[Excerpts from a figure dataset]
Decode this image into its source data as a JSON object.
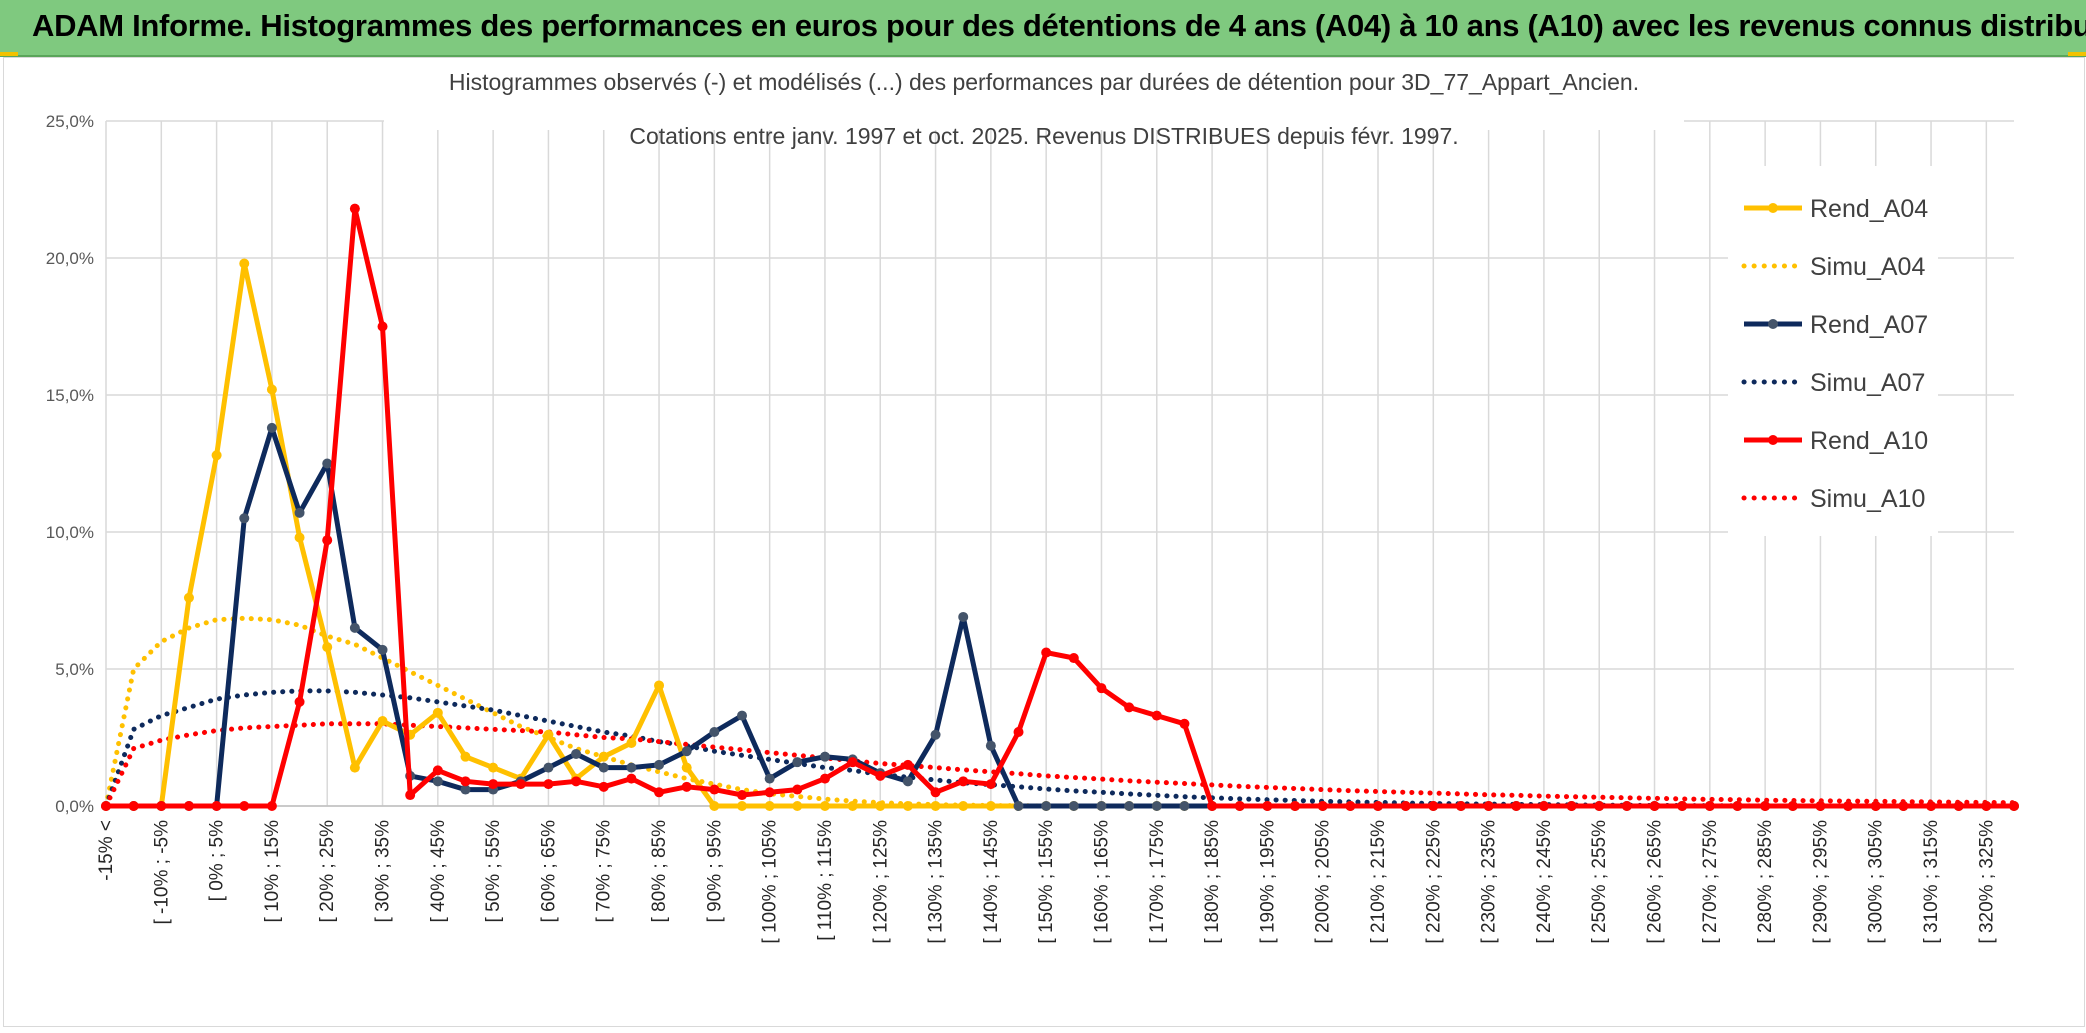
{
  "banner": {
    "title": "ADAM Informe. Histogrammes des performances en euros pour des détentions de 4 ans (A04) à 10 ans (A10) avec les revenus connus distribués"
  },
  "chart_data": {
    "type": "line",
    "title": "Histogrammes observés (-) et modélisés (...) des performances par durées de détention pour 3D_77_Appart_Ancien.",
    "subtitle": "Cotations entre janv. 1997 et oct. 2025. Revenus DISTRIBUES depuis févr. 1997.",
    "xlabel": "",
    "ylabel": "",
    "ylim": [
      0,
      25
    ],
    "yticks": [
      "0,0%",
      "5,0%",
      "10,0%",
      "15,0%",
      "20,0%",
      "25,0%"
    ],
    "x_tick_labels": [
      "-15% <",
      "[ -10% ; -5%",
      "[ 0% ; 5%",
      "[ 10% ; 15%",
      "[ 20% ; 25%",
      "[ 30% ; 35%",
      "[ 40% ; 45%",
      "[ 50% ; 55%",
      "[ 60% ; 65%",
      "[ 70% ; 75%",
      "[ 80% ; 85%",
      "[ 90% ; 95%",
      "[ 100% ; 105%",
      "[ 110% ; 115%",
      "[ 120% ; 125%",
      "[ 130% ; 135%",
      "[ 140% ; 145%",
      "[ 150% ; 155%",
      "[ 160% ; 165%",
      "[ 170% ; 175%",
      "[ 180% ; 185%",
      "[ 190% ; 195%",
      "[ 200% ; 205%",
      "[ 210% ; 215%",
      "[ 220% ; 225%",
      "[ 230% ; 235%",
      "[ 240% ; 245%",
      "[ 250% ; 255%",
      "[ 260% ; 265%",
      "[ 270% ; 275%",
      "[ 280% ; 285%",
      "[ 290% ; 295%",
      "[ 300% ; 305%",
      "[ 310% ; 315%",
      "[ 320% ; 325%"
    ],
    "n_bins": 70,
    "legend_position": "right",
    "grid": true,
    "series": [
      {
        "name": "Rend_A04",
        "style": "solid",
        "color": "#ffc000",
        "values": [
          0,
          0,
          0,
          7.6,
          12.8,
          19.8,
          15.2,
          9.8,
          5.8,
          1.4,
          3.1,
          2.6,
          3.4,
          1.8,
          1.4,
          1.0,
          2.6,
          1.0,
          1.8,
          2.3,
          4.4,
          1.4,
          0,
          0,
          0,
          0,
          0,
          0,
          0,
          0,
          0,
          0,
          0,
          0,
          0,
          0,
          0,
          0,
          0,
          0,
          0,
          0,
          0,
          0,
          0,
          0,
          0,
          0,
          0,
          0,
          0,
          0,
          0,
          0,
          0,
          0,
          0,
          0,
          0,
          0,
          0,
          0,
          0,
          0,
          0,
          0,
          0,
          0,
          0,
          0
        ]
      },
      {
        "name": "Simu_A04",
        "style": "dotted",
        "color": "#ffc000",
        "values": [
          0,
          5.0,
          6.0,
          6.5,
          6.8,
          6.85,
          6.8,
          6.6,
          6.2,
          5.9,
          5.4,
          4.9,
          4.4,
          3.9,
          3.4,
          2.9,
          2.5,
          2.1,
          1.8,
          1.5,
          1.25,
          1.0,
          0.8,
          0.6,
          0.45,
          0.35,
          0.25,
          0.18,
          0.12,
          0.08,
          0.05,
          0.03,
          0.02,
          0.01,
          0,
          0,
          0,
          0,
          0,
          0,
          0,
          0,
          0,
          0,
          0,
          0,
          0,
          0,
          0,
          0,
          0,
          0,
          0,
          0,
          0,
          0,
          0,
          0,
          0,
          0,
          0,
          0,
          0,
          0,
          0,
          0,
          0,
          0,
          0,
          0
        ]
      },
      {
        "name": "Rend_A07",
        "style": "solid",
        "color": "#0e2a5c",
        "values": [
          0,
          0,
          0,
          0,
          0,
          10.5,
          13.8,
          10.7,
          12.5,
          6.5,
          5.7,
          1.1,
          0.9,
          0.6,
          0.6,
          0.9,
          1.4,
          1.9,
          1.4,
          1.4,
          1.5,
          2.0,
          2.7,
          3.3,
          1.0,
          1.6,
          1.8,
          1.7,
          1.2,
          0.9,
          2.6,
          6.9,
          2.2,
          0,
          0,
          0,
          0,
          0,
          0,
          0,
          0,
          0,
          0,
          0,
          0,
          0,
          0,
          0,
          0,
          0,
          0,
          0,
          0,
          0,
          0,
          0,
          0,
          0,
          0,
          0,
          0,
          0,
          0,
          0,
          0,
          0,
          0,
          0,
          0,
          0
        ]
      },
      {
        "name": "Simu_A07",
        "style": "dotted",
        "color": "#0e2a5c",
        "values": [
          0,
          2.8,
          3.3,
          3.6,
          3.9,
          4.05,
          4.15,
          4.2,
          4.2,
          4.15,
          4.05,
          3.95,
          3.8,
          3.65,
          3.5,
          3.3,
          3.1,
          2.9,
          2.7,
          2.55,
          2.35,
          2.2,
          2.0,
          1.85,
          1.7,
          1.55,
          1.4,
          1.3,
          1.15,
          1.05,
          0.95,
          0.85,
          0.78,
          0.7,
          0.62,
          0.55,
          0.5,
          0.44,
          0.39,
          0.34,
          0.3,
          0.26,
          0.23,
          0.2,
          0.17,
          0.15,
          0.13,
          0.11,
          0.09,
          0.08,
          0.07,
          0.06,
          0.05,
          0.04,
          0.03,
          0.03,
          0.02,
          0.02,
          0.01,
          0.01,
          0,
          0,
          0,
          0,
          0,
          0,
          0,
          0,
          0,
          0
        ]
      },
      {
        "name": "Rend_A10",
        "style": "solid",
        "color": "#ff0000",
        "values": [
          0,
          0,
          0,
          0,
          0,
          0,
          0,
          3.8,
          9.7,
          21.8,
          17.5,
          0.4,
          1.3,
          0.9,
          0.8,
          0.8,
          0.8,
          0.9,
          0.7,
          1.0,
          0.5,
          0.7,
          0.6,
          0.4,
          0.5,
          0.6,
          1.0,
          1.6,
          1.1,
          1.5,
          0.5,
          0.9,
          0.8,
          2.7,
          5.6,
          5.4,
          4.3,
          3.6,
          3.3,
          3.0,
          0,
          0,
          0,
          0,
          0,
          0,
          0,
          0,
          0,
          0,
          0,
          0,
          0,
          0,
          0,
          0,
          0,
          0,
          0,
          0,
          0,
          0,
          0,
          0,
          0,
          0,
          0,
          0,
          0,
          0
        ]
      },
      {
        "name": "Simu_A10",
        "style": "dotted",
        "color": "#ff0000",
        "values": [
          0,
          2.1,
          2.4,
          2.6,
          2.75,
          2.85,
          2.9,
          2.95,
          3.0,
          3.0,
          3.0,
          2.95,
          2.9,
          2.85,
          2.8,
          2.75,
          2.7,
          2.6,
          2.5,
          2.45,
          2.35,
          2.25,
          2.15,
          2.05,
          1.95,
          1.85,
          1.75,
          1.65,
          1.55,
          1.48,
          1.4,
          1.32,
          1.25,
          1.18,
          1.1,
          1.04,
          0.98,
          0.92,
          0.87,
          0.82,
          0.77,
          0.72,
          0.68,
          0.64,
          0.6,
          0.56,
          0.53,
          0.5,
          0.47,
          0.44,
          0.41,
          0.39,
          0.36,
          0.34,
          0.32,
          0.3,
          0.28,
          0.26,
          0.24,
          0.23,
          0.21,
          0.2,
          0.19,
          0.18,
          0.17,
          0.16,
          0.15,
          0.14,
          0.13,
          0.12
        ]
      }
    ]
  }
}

==

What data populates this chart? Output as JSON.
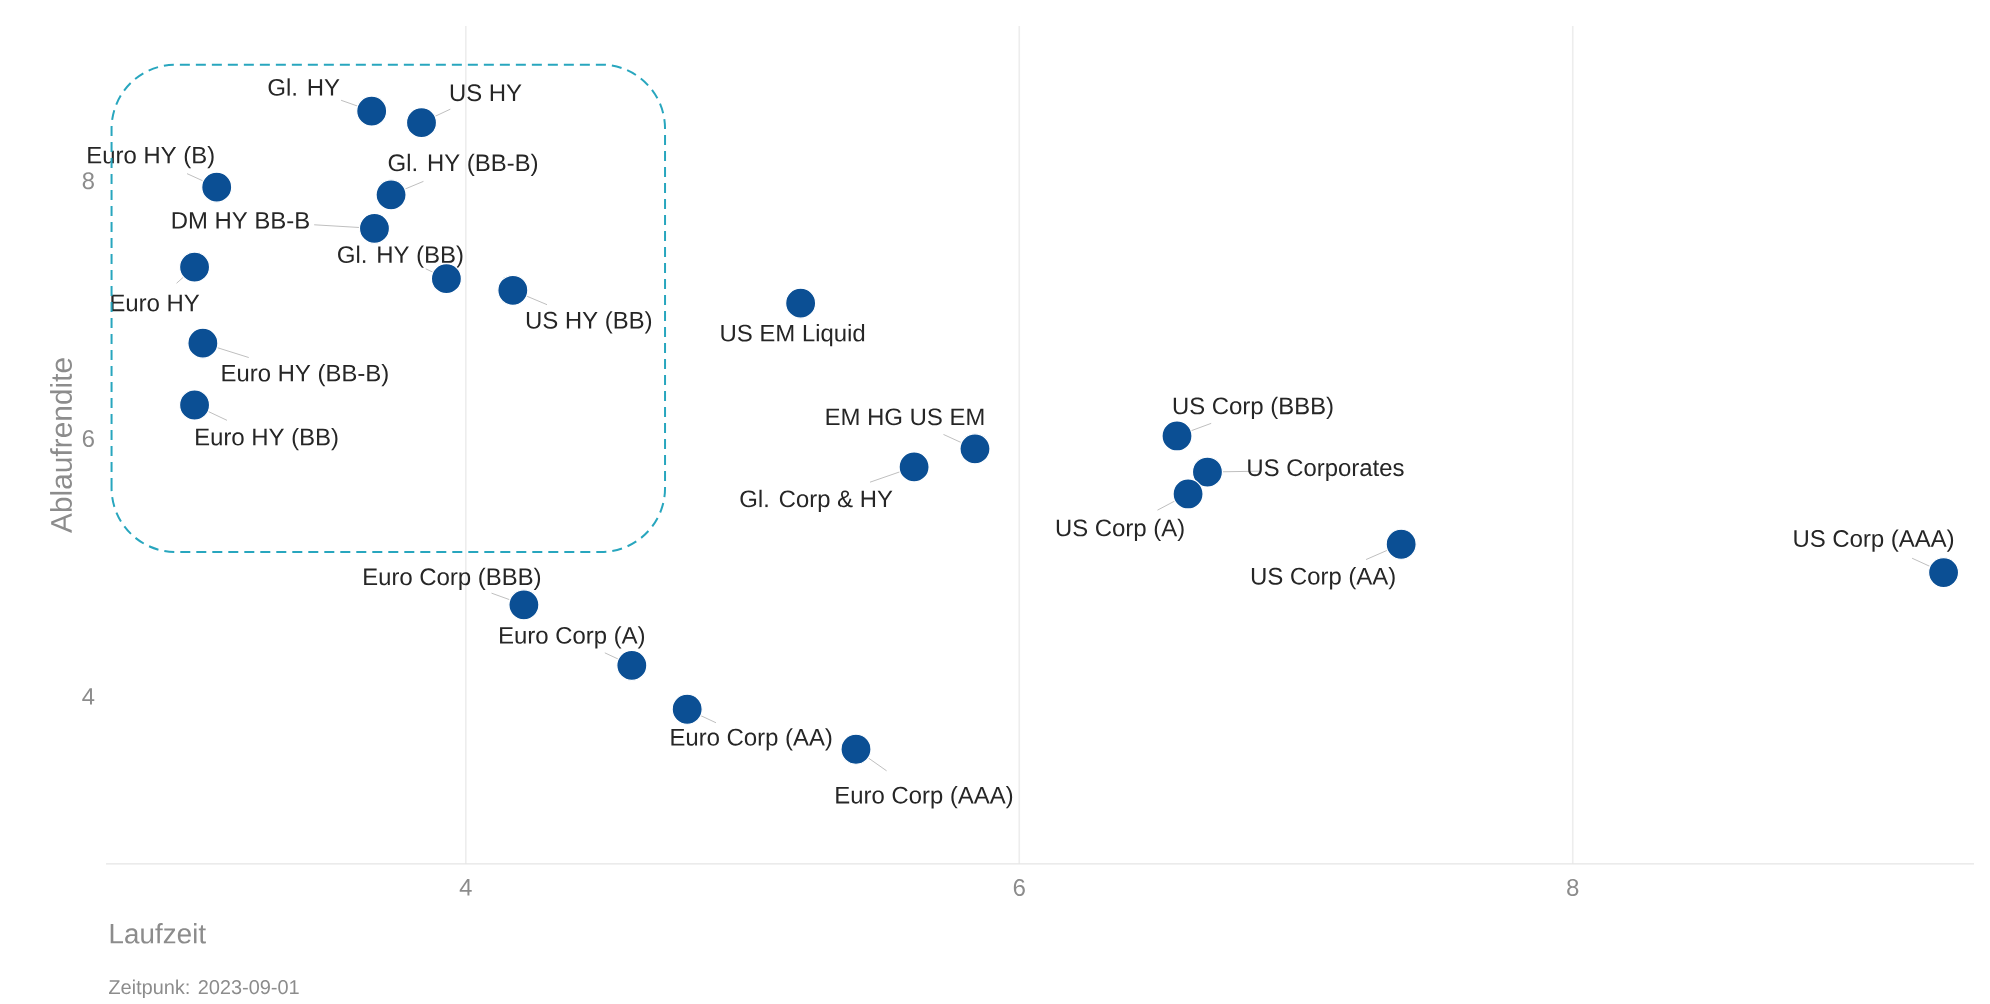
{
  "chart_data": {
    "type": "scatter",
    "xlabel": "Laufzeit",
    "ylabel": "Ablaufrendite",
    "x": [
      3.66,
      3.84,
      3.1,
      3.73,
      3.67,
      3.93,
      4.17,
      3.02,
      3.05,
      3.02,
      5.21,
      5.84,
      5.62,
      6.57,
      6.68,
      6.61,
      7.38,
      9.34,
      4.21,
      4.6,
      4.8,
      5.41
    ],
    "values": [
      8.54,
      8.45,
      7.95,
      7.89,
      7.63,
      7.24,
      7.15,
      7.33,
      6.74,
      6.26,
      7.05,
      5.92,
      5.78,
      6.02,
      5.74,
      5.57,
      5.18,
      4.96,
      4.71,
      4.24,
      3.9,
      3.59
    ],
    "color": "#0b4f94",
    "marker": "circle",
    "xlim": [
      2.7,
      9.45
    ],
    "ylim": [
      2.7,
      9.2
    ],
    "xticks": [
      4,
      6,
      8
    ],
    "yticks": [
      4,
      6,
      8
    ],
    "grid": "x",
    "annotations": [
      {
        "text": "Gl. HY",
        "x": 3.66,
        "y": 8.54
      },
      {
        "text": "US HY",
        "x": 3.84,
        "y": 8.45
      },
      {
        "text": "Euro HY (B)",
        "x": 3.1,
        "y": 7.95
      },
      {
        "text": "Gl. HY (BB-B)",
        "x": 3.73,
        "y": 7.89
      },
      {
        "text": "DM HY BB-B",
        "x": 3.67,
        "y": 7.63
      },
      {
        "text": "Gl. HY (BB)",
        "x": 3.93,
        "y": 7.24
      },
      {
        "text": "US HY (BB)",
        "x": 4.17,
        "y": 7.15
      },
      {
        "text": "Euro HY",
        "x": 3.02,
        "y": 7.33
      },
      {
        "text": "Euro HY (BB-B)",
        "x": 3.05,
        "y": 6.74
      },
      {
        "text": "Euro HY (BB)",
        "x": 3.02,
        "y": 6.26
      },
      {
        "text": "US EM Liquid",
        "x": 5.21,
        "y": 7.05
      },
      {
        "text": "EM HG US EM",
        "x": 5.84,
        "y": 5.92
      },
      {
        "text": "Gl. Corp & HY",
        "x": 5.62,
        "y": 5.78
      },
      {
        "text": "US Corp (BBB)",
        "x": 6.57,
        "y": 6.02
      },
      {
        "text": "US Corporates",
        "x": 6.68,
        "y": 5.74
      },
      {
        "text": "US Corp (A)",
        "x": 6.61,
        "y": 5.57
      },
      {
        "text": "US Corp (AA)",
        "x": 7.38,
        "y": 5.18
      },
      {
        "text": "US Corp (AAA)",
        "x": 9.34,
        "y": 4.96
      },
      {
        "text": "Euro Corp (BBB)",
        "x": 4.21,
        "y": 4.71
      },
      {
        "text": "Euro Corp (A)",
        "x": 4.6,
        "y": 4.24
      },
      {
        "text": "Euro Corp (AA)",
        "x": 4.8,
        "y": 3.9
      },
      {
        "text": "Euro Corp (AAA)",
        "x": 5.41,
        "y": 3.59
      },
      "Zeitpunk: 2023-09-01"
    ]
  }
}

--

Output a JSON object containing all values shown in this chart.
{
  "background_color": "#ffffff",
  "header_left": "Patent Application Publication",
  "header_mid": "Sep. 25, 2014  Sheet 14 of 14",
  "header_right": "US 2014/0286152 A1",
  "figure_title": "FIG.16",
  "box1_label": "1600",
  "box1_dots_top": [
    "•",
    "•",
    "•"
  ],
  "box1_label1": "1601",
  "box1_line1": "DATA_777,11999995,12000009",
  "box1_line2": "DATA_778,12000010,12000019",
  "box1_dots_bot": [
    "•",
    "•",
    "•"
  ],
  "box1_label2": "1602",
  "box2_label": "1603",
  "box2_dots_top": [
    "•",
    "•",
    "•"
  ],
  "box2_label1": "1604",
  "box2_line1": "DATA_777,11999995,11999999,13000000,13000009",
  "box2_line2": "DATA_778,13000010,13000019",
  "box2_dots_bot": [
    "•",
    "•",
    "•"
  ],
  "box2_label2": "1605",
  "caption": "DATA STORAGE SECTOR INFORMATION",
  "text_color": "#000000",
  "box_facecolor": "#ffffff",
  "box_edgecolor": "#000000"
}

Instruction:
Look through the entries above for the word "pour". Copy every line where it shows up.

Output of the exercise:
    "title": "ADAM Informe. Histogrammes des performances en euros pour des détentions de 4 ans (A04) à 10 ans (A10) avec les revenus connus distribués"
    "title": "Histogrammes observés (-) et modélisés (...) des performances par durées de détention pour 3D_77_Appart_Ancien.",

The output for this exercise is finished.